### Instructions for the task
Extract every line below, verbatim.

▬▬▬

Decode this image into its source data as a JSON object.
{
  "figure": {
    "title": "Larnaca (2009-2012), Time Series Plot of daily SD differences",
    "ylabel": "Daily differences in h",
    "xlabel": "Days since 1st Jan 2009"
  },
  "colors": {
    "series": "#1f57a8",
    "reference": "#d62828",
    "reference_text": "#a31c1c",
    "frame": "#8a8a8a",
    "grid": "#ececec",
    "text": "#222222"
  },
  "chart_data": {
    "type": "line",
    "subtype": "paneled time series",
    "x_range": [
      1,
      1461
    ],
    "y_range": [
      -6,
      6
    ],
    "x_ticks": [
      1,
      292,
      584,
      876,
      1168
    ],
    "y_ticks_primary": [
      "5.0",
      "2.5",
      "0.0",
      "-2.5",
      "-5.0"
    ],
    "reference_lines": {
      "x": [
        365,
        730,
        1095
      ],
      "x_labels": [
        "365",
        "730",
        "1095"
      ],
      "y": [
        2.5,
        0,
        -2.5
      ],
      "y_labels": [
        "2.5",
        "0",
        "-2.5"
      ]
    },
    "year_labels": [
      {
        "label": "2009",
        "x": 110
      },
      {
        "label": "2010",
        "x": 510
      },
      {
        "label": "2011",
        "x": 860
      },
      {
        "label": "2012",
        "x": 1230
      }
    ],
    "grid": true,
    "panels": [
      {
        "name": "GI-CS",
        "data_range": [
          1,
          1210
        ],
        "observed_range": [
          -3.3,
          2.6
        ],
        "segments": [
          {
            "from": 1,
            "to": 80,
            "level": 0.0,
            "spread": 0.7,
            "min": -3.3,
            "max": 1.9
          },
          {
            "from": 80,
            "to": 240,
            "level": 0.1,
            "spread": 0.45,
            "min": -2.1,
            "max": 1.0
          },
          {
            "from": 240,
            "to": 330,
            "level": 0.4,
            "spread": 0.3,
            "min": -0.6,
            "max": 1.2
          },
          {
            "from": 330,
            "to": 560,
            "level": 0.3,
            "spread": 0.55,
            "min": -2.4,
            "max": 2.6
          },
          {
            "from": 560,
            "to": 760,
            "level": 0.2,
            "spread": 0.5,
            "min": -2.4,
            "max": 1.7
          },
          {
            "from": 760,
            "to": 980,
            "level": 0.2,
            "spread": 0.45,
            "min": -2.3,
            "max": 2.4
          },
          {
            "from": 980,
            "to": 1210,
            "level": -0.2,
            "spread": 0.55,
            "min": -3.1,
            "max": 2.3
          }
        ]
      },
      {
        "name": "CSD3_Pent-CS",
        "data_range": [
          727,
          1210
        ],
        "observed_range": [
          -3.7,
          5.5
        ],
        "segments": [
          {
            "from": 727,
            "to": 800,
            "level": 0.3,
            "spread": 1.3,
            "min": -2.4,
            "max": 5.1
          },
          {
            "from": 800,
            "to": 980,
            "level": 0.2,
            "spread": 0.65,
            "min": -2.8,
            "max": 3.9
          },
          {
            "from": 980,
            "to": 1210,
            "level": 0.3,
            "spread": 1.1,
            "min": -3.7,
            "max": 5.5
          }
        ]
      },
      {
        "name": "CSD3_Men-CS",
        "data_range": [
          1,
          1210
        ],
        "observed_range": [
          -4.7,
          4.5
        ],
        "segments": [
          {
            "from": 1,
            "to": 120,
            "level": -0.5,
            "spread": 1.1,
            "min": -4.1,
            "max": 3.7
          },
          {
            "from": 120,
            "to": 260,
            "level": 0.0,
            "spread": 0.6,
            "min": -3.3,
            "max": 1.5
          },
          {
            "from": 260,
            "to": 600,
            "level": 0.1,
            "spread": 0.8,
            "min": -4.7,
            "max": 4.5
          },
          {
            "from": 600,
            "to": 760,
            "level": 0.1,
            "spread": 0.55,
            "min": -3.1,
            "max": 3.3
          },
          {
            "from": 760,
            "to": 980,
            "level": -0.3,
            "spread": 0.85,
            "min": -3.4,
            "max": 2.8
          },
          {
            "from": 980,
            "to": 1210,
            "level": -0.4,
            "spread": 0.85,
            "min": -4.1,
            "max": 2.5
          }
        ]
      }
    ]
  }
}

▬▬▬

### Result of the task
Decode this image into its source data as a JSON object.
{
  "figure": {
    "title": "Larnaca (2009-2012), Time Series Plot of daily SD differences",
    "ylabel": "Daily differences in h",
    "xlabel": "Days since 1st Jan 2009"
  },
  "colors": {
    "series": "#1f57a8",
    "reference": "#d62828",
    "reference_text": "#a31c1c",
    "frame": "#8a8a8a",
    "grid": "#ececec",
    "text": "#222222"
  },
  "chart_data": {
    "type": "line",
    "subtype": "paneled time series",
    "x_range": [
      1,
      1461
    ],
    "y_range": [
      -6,
      6
    ],
    "x_ticks": [
      1,
      292,
      584,
      876,
      1168
    ],
    "y_ticks_primary": [
      "5.0",
      "2.5",
      "0.0",
      "-2.5",
      "-5.0"
    ],
    "reference_lines": {
      "x": [
        365,
        730,
        1095
      ],
      "x_labels": [
        "365",
        "730",
        "1095"
      ],
      "y": [
        2.5,
        0,
        -2.5
      ],
      "y_labels": [
        "2.5",
        "0",
        "-2.5"
      ]
    },
    "year_labels": [
      {
        "label": "2009",
        "x": 110
      },
      {
        "label": "2010",
        "x": 510
      },
      {
        "label": "2011",
        "x": 860
      },
      {
        "label": "2012",
        "x": 1230
      }
    ],
    "grid": true,
    "panels": [
      {
        "name": "GI-CS",
        "data_range": [
          1,
          1210
        ],
        "observed_range": [
          -3.3,
          2.6
        ],
        "segments": [
          {
            "from": 1,
            "to": 80,
            "level": 0.0,
            "spread": 0.7,
            "min": -3.3,
            "max": 1.9
          },
          {
            "from": 80,
            "to": 240,
            "level": 0.1,
            "spread": 0.45,
            "min": -2.1,
            "max": 1.0
          },
          {
            "from": 240,
            "to": 330,
            "level": 0.4,
            "spread": 0.3,
            "min": -0.6,
            "max": 1.2
          },
          {
            "from": 330,
            "to": 560,
            "level": 0.3,
            "spread": 0.55,
            "min": -2.4,
            "max": 2.6
          },
          {
            "from": 560,
            "to": 760,
            "level": 0.2,
            "spread": 0.5,
            "min": -2.4,
            "max": 1.7
          },
          {
            "from": 760,
            "to": 980,
            "level": 0.2,
            "spread": 0.45,
            "min": -2.3,
            "max": 2.4
          },
          {
            "from": 980,
            "to": 1210,
            "level": -0.2,
            "spread": 0.55,
            "min": -3.1,
            "max": 2.3
          }
        ]
      },
      {
        "name": "CSD3_Pent-CS",
        "data_range": [
          727,
          1210
        ],
        "observed_range": [
          -3.7,
          5.5
        ],
        "segments": [
          {
            "from": 727,
            "to": 800,
            "level": 0.3,
            "spread": 1.3,
            "min": -2.4,
            "max": 5.1
          },
          {
            "from": 800,
            "to": 980,
            "level": 0.2,
            "spread": 0.65,
            "min": -2.8,
            "max": 3.9
          },
          {
            "from": 980,
            "to": 1210,
            "level": 0.3,
            "spread": 1.1,
            "min": -3.7,
            "max": 5.5
          }
        ]
      },
      {
        "name": "CSD3_Men-CS",
        "data_range": [
          1,
          1210
        ],
        "observed_range": [
          -4.7,
          4.5
        ],
        "segments": [
          {
            "from": 1,
            "to": 120,
            "level": -0.5,
            "spread": 1.1,
            "min": -4.1,
            "max": 3.7
          },
          {
            "from": 120,
            "to": 260,
            "level": 0.0,
            "spread": 0.6,
            "min": -3.3,
            "max": 1.5
          },
          {
            "from": 260,
            "to": 600,
            "level": 0.1,
            "spread": 0.8,
            "min": -4.7,
            "max": 4.5
          },
          {
            "from": 600,
            "to": 760,
            "level": 0.1,
            "spread": 0.55,
            "min": -3.1,
            "max": 3.3
          },
          {
            "from": 760,
            "to": 980,
            "level": -0.3,
            "spread": 0.85,
            "min": -3.4,
            "max": 2.8
          },
          {
            "from": 980,
            "to": 1210,
            "level": -0.4,
            "spread": 0.85,
            "min": -4.1,
            "max": 2.5
          }
        ]
      }
    ]
  }
}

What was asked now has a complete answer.